AIM OF THE TASK → Reproduce all of the data exactly, with no line skipped.

SOURCE RECORDS →
--- Start ---

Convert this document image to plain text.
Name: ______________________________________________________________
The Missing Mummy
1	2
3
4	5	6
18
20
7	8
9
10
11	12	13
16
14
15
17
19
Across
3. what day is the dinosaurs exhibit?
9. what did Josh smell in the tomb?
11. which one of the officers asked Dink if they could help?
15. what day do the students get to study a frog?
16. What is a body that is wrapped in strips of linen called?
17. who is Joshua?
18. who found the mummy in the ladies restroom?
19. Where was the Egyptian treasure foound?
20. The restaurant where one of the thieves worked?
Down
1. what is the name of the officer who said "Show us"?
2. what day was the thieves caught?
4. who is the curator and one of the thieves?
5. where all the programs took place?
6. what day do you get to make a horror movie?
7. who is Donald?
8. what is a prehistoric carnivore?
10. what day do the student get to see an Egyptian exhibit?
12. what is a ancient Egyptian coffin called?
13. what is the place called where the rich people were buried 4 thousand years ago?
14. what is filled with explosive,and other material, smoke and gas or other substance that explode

--- End ---

TASK ANSWER →
Convert this document image to plain text.
Name: ______________________________________________________________
The Missing Mummy
1	2
3
4	5	6
18
20
7	8
9
10
11	12	13
16
14
15
17
19
Across
3. what day is the dinosaurs exhibit?
9. what did Josh smell in the tomb?
11. which one of the officers asked Dink if they could help?
15. what day do the students get to study a frog?
16. What is a body that is wrapped in strips of linen called?
17. who is Joshua?
18. who found the mummy in the ladies restroom?
19. Where was the Egyptian treasure foound?
20. The restaurant where one of the thieves worked?
Down
1. what is the name of the officer who said "Show us"?
2. what day was the thieves caught?
4. who is the curator and one of the thieves?
5. where all the programs took place?
6. what day do you get to make a horror movie?
7. who is Donald?
8. what is a prehistoric carnivore?
10. what day do the student get to see an Egyptian exhibit?
12. what is a ancient Egyptian coffin called?
13. what is the place called where the rich people were buried 4 thousand years ago?
14. what is filled with explosive,and other material, smoke and gas or other substance that explode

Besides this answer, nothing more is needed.